## DOCUMENT SECTION
-- Start --

Her and her husband had what is described to me today as an idyllic union outside of this prior to their deaths, however. Whereas polygamy existed in both the Shadare and the Bluejack families, and despite the rancour that his marriage to her had ignited, Chief Shadare never took a second wife or had illegitimate children — as was fairly common in his day. When she had a stroke in the years before he died, the chief was so devoted to his spouse that he is said to have personally cared for her in addition to a full work schedule — even though there were domestics in their household at the time that could have done so for him. When he passed away, my grandmother felt his loss greatly. In many ways, she never recovered from it.
Their five children would in turn themselves go on to have thirteen children amongst themselves in the succeeding generation.
Conclusion
In The Lion King, Mufasa explained to his son Simba that all of the animals in their kingdom were connected to each other in a spiritual interplay that he described as “the Circle of Life” — those of its monarchs that preceded Mufasa, and those that would eventually succeed Simba himself, were also bound up in this interplay — and it was because of it that he knew what the future had in store for his son and the kingdom that was theirs to rule.
A lot has happened to me since I first watched this film all those years ago — some good, some not so good…I have struggled with the darkness of this world, and I have struggled with the darkness within myself…Still, what I will always appreciate about it is that it reduced a thoroughly honourable humanist ethos into the fabric of a child’s cartoon, all while also showing a romanticized Africa that will always colour how I see the continent that my family has called home for millennia.
The story of my grandparents, when looked at through the prism of what this film espouses, really weren’t so different. They were indeed from different tribes — tribes that had experienced Nigeria in different ways — but ultimately, this wasn’t enough to negate the basic fact that they were both human beings that loved each other. If I have learned anything from them, it is the importance of that.
And so, as I approach my fortieth year on this Earth — single, but open to not being so — I commit to living up to the example that they left behind… Love covers a multitude of our sins, but breaking faith with it is a sin that is beyond all atonement. May the gods of my beloved Africa make it so that I never forget that that is so.

“The Lion and the Manilla.”

-- End --

## PROBLEM STATEMENT
Translate this sentence from the grandparents essay into Spanish: "When he passed away, my grandmother felt his loss greatly." Please rely on the grandparents essay alone.

## RECORD EXCERPTS
-- Start --

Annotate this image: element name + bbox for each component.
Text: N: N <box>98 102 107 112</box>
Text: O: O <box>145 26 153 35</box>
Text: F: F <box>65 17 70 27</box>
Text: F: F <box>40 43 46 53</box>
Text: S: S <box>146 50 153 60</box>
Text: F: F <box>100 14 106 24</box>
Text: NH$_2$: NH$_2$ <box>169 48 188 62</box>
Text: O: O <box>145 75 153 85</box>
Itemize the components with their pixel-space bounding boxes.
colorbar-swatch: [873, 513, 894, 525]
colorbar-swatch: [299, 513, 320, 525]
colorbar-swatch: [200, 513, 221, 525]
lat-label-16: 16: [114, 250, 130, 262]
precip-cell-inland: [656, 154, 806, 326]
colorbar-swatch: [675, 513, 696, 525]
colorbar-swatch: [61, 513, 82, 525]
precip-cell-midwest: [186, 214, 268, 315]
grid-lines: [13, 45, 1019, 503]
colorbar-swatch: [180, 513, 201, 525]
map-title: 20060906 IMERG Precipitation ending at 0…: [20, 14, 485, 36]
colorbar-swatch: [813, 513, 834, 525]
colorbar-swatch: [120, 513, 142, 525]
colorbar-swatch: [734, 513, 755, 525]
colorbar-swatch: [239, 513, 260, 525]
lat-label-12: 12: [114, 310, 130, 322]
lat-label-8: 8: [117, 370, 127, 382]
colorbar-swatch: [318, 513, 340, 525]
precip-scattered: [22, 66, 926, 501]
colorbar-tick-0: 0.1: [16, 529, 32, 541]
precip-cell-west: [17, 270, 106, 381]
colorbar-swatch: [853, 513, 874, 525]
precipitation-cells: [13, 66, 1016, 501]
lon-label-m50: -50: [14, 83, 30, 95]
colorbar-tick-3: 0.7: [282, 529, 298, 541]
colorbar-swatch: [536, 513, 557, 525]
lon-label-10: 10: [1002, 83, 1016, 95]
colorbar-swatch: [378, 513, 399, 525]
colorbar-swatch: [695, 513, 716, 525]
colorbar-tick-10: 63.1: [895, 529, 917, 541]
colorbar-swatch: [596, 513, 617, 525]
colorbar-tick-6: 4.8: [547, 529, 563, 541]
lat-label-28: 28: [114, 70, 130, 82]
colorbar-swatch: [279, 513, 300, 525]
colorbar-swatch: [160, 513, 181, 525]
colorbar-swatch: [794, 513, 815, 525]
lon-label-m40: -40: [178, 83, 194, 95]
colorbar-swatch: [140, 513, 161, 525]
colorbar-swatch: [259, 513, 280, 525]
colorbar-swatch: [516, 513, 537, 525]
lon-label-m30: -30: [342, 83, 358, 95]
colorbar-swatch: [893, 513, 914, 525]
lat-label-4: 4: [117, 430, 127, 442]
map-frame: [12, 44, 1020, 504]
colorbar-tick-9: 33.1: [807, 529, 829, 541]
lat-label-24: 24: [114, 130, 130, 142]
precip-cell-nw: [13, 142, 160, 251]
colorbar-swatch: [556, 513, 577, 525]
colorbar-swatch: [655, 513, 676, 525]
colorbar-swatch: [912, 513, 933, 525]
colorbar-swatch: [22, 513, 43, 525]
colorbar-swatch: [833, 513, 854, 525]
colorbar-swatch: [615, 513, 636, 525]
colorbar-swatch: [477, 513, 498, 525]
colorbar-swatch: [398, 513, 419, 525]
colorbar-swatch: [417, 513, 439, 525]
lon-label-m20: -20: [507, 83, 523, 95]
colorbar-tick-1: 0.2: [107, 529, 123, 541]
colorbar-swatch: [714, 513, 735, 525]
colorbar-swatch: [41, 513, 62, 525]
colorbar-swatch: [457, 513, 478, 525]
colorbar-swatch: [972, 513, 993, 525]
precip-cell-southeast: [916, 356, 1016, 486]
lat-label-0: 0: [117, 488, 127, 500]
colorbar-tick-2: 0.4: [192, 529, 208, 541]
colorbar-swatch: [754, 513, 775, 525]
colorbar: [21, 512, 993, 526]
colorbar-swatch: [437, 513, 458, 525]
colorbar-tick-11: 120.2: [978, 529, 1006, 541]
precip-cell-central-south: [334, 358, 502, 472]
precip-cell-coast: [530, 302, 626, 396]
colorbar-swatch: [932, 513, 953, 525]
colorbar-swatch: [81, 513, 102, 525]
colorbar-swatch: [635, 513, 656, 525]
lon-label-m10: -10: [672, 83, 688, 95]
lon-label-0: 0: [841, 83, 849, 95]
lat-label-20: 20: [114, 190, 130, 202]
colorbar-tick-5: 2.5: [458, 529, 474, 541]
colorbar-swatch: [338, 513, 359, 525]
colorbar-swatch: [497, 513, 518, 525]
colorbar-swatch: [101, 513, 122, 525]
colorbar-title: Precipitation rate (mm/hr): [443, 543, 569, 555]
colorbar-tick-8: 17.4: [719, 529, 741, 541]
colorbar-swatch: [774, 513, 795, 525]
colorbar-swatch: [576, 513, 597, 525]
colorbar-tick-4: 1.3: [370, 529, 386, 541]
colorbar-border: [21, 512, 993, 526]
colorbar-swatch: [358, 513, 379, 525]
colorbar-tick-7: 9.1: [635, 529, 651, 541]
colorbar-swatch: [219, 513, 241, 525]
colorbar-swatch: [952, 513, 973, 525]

-- End --

## WRITTEN SOLUTION
Cuando él falleció, mi abuela sintió profundamente su pérdida.